Task input ->
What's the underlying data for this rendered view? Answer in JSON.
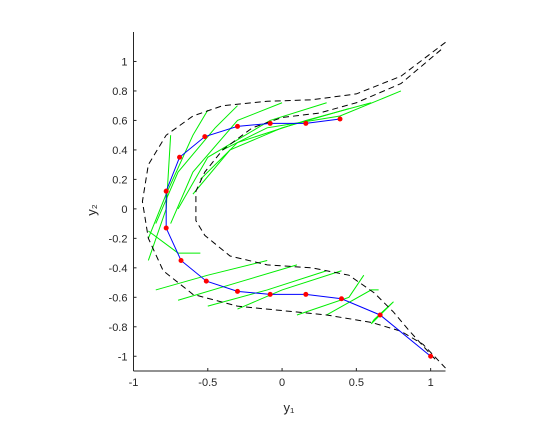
{
  "chart_data": {
    "type": "line",
    "xlabel": "y₁",
    "ylabel": "y₂",
    "xlim": [
      -1,
      1.1
    ],
    "ylim": [
      -1.1,
      1.2
    ],
    "xticks": [
      -1,
      -0.5,
      0,
      0.5,
      1
    ],
    "yticks": [
      -1,
      -0.8,
      -0.6,
      -0.4,
      -0.2,
      0,
      0.2,
      0.4,
      0.6,
      0.8,
      1
    ],
    "series": [
      {
        "color": "#00ee00",
        "style": "solid",
        "x": [
          -0.6,
          -0.35,
          0.0,
          0.45
        ],
        "y": [
          0.1,
          0.4,
          0.55,
          0.68
        ]
      },
      {
        "color": "#00ee00",
        "style": "solid",
        "x": [
          -0.55,
          -0.3,
          0.16,
          0.6
        ],
        "y": [
          0.2,
          0.45,
          0.6,
          0.72
        ]
      },
      {
        "color": "#00ee00",
        "style": "solid",
        "x": [
          -0.4,
          -0.1,
          0.39,
          0.8
        ],
        "y": [
          0.4,
          0.55,
          0.63,
          0.8
        ]
      },
      {
        "color": "#00ee00",
        "style": "solid",
        "x": [
          -0.7,
          -0.5,
          -0.08,
          0.3
        ],
        "y": [
          0.0,
          0.35,
          0.6,
          0.72
        ]
      },
      {
        "color": "#00ee00",
        "style": "solid",
        "x": [
          -0.75,
          -0.6,
          -0.3,
          0.0
        ],
        "y": [
          -0.1,
          0.25,
          0.6,
          0.72
        ]
      },
      {
        "color": "#00ee00",
        "style": "solid",
        "x": [
          -0.85,
          -0.7,
          -0.45,
          -0.3
        ],
        "y": [
          -0.1,
          0.25,
          0.55,
          0.7
        ]
      },
      {
        "color": "#00ee00",
        "style": "solid",
        "x": [
          -0.9,
          -0.78,
          -0.6,
          -0.5
        ],
        "y": [
          -0.2,
          0.1,
          0.5,
          0.67
        ]
      },
      {
        "color": "#00ee00",
        "style": "solid",
        "x": [
          -0.9,
          -0.78,
          -0.75
        ],
        "y": [
          -0.35,
          0.0,
          0.5
        ]
      },
      {
        "color": "#00ee00",
        "style": "solid",
        "x": [
          -0.9,
          -0.7,
          -0.55
        ],
        "y": [
          -0.15,
          -0.3,
          -0.3
        ]
      },
      {
        "color": "#00ee00",
        "style": "solid",
        "x": [
          -0.85,
          -0.5,
          -0.1
        ],
        "y": [
          -0.55,
          -0.45,
          -0.35
        ]
      },
      {
        "color": "#00ee00",
        "style": "solid",
        "x": [
          -0.7,
          -0.3,
          0.1
        ],
        "y": [
          -0.62,
          -0.5,
          -0.38
        ]
      },
      {
        "color": "#00ee00",
        "style": "solid",
        "x": [
          -0.5,
          -0.1,
          0.3
        ],
        "y": [
          -0.66,
          -0.55,
          -0.42
        ]
      },
      {
        "color": "#00ee00",
        "style": "solid",
        "x": [
          -0.3,
          0.0,
          0.4
        ],
        "y": [
          -0.68,
          -0.55,
          -0.42
        ]
      },
      {
        "color": "#00ee00",
        "style": "solid",
        "x": [
          0.1,
          0.45,
          0.55
        ],
        "y": [
          -0.72,
          -0.6,
          -0.45
        ]
      },
      {
        "color": "#00ee00",
        "style": "solid",
        "x": [
          0.3,
          0.6,
          0.65
        ],
        "y": [
          -0.72,
          -0.55,
          -0.55
        ]
      },
      {
        "color": "#00ee00",
        "style": "solid",
        "x": [
          0.6,
          0.75,
          0.62,
          0.6
        ],
        "y": [
          -0.78,
          -0.63,
          -0.75,
          -0.78
        ]
      },
      {
        "color": "#000000",
        "style": "dashed",
        "x": [
          1.1,
          0.8,
          0.5,
          0.2,
          -0.1,
          -0.4,
          -0.6,
          -0.78,
          -0.9,
          -0.94,
          -0.9,
          -0.8,
          -0.6,
          -0.3,
          0,
          0.3,
          0.6,
          0.8,
          0.95,
          1.1
        ],
        "y": [
          1.13,
          0.9,
          0.78,
          0.74,
          0.73,
          0.7,
          0.63,
          0.5,
          0.3,
          0.05,
          -0.2,
          -0.42,
          -0.58,
          -0.66,
          -0.69,
          -0.72,
          -0.77,
          -0.83,
          -0.92,
          -1.08
        ]
      },
      {
        "color": "#000000",
        "style": "dashed",
        "x": [
          1.07,
          0.8,
          0.5,
          0.25,
          0,
          -0.2,
          -0.4,
          -0.52,
          -0.58,
          -0.58,
          -0.52,
          -0.35,
          -0.1,
          0.2,
          0.45,
          0.62,
          0.75,
          0.85,
          1.03
        ],
        "y": [
          1.08,
          0.85,
          0.72,
          0.65,
          0.62,
          0.55,
          0.4,
          0.25,
          0.12,
          -0.08,
          -0.18,
          -0.32,
          -0.38,
          -0.4,
          -0.45,
          -0.57,
          -0.7,
          -0.82,
          -1.02
        ]
      },
      {
        "color": "#0000ff",
        "style": "solid",
        "x": [
          0.39,
          0.16,
          -0.08,
          -0.3,
          -0.52,
          -0.69,
          -0.78,
          -0.78,
          -0.68,
          -0.51,
          -0.3,
          -0.08,
          0.16,
          0.4,
          0.66,
          1.0
        ],
        "y": [
          0.61,
          0.58,
          0.58,
          0.56,
          0.49,
          0.35,
          0.12,
          -0.13,
          -0.35,
          -0.49,
          -0.56,
          -0.58,
          -0.58,
          -0.61,
          -0.72,
          -1.0
        ]
      },
      {
        "color": "#ff0000",
        "style": "none",
        "marker": "dot",
        "x": [
          0.39,
          0.16,
          -0.08,
          -0.3,
          -0.52,
          -0.69,
          -0.78,
          -0.78,
          -0.68,
          -0.51,
          -0.3,
          -0.08,
          0.16,
          0.4,
          0.66,
          1.0
        ],
        "y": [
          0.61,
          0.58,
          0.58,
          0.56,
          0.49,
          0.35,
          0.12,
          -0.13,
          -0.35,
          -0.49,
          -0.56,
          -0.58,
          -0.58,
          -0.61,
          -0.72,
          -1.0
        ]
      }
    ]
  }
}
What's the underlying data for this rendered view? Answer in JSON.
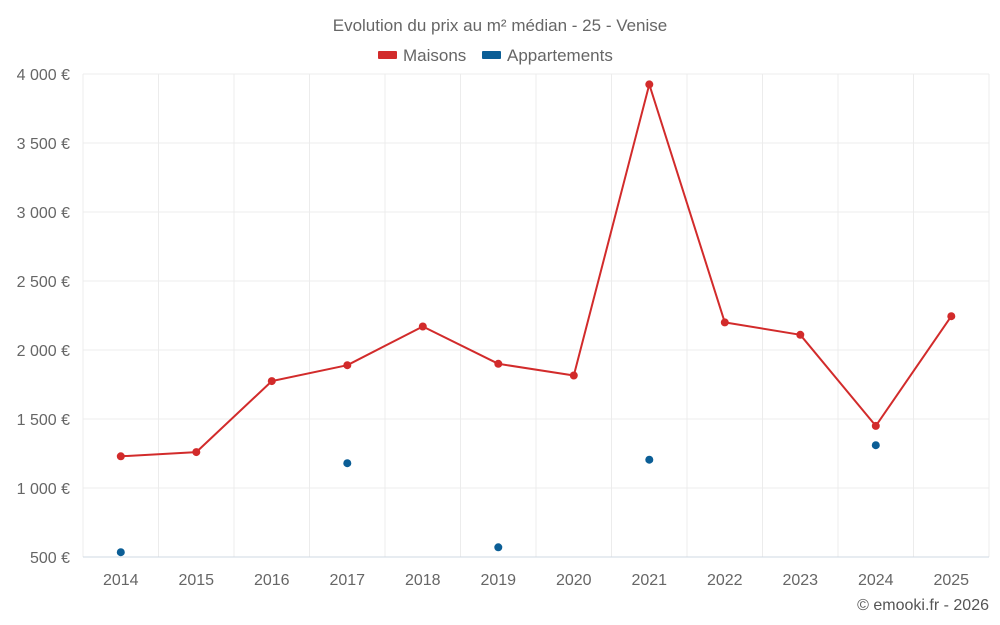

Exercise details -> Repeat the data exactly, without the pictures.

Task response ->
What's the underlying data for this rendered view? Answer in JSON.
{
  "chart_data": {
    "type": "line",
    "xlabel": "y₁",
    "ylabel": "y₂",
    "xlim": [
      -1,
      1.1
    ],
    "ylim": [
      -1.1,
      1.2
    ],
    "xticks": [
      -1,
      -0.5,
      0,
      0.5,
      1
    ],
    "yticks": [
      -1,
      -0.8,
      -0.6,
      -0.4,
      -0.2,
      0,
      0.2,
      0.4,
      0.6,
      0.8,
      1
    ],
    "series": [
      {
        "color": "#00ee00",
        "style": "solid",
        "x": [
          -0.6,
          -0.35,
          0.0,
          0.45
        ],
        "y": [
          0.1,
          0.4,
          0.55,
          0.68
        ]
      },
      {
        "color": "#00ee00",
        "style": "solid",
        "x": [
          -0.55,
          -0.3,
          0.16,
          0.6
        ],
        "y": [
          0.2,
          0.45,
          0.6,
          0.72
        ]
      },
      {
        "color": "#00ee00",
        "style": "solid",
        "x": [
          -0.4,
          -0.1,
          0.39,
          0.8
        ],
        "y": [
          0.4,
          0.55,
          0.63,
          0.8
        ]
      },
      {
        "color": "#00ee00",
        "style": "solid",
        "x": [
          -0.7,
          -0.5,
          -0.08,
          0.3
        ],
        "y": [
          0.0,
          0.35,
          0.6,
          0.72
        ]
      },
      {
        "color": "#00ee00",
        "style": "solid",
        "x": [
          -0.75,
          -0.6,
          -0.3,
          0.0
        ],
        "y": [
          -0.1,
          0.25,
          0.6,
          0.72
        ]
      },
      {
        "color": "#00ee00",
        "style": "solid",
        "x": [
          -0.85,
          -0.7,
          -0.45,
          -0.3
        ],
        "y": [
          -0.1,
          0.25,
          0.55,
          0.7
        ]
      },
      {
        "color": "#00ee00",
        "style": "solid",
        "x": [
          -0.9,
          -0.78,
          -0.6,
          -0.5
        ],
        "y": [
          -0.2,
          0.1,
          0.5,
          0.67
        ]
      },
      {
        "color": "#00ee00",
        "style": "solid",
        "x": [
          -0.9,
          -0.78,
          -0.75
        ],
        "y": [
          -0.35,
          0.0,
          0.5
        ]
      },
      {
        "color": "#00ee00",
        "style": "solid",
        "x": [
          -0.9,
          -0.7,
          -0.55
        ],
        "y": [
          -0.15,
          -0.3,
          -0.3
        ]
      },
      {
        "color": "#00ee00",
        "style": "solid",
        "x": [
          -0.85,
          -0.5,
          -0.1
        ],
        "y": [
          -0.55,
          -0.45,
          -0.35
        ]
      },
      {
        "color": "#00ee00",
        "style": "solid",
        "x": [
          -0.7,
          -0.3,
          0.1
        ],
        "y": [
          -0.62,
          -0.5,
          -0.38
        ]
      },
      {
        "color": "#00ee00",
        "style": "solid",
        "x": [
          -0.5,
          -0.1,
          0.3
        ],
        "y": [
          -0.66,
          -0.55,
          -0.42
        ]
      },
      {
        "color": "#00ee00",
        "style": "solid",
        "x": [
          -0.3,
          0.0,
          0.4
        ],
        "y": [
          -0.68,
          -0.55,
          -0.42
        ]
      },
      {
        "color": "#00ee00",
        "style": "solid",
        "x": [
          0.1,
          0.45,
          0.55
        ],
        "y": [
          -0.72,
          -0.6,
          -0.45
        ]
      },
      {
        "color": "#00ee00",
        "style": "solid",
        "x": [
          0.3,
          0.6,
          0.65
        ],
        "y": [
          -0.72,
          -0.55,
          -0.55
        ]
      },
      {
        "color": "#00ee00",
        "style": "solid",
        "x": [
          0.6,
          0.75,
          0.62,
          0.6
        ],
        "y": [
          -0.78,
          -0.63,
          -0.75,
          -0.78
        ]
      },
      {
        "color": "#000000",
        "style": "dashed",
        "x": [
          1.1,
          0.8,
          0.5,
          0.2,
          -0.1,
          -0.4,
          -0.6,
          -0.78,
          -0.9,
          -0.94,
          -0.9,
          -0.8,
          -0.6,
          -0.3,
          0,
          0.3,
          0.6,
          0.8,
          0.95,
          1.1
        ],
        "y": [
          1.13,
          0.9,
          0.78,
          0.74,
          0.73,
          0.7,
          0.63,
          0.5,
          0.3,
          0.05,
          -0.2,
          -0.42,
          -0.58,
          -0.66,
          -0.69,
          -0.72,
          -0.77,
          -0.83,
          -0.92,
          -1.08
        ]
      },
      {
        "color": "#000000",
        "style": "dashed",
        "x": [
          1.07,
          0.8,
          0.5,
          0.25,
          0,
          -0.2,
          -0.4,
          -0.52,
          -0.58,
          -0.58,
          -0.52,
          -0.35,
          -0.1,
          0.2,
          0.45,
          0.62,
          0.75,
          0.85,
          1.03
        ],
        "y": [
          1.08,
          0.85,
          0.72,
          0.65,
          0.62,
          0.55,
          0.4,
          0.25,
          0.12,
          -0.08,
          -0.18,
          -0.32,
          -0.38,
          -0.4,
          -0.45,
          -0.57,
          -0.7,
          -0.82,
          -1.02
        ]
      },
      {
        "color": "#0000ff",
        "style": "solid",
        "x": [
          0.39,
          0.16,
          -0.08,
          -0.3,
          -0.52,
          -0.69,
          -0.78,
          -0.78,
          -0.68,
          -0.51,
          -0.3,
          -0.08,
          0.16,
          0.4,
          0.66,
          1.0
        ],
        "y": [
          0.61,
          0.58,
          0.58,
          0.56,
          0.49,
          0.35,
          0.12,
          -0.13,
          -0.35,
          -0.49,
          -0.56,
          -0.58,
          -0.58,
          -0.61,
          -0.72,
          -1.0
        ]
      },
      {
        "color": "#ff0000",
        "style": "none",
        "marker": "dot",
        "x": [
          0.39,
          0.16,
          -0.08,
          -0.3,
          -0.52,
          -0.69,
          -0.78,
          -0.78,
          -0.68,
          -0.51,
          -0.3,
          -0.08,
          0.16,
          0.4,
          0.66,
          1.0
        ],
        "y": [
          0.61,
          0.58,
          0.58,
          0.56,
          0.49,
          0.35,
          0.12,
          -0.13,
          -0.35,
          -0.49,
          -0.56,
          -0.58,
          -0.58,
          -0.61,
          -0.72,
          -1.0
        ]
      }
    ]
  }
}
What's the underlying data for this rendered view? Answer in JSON.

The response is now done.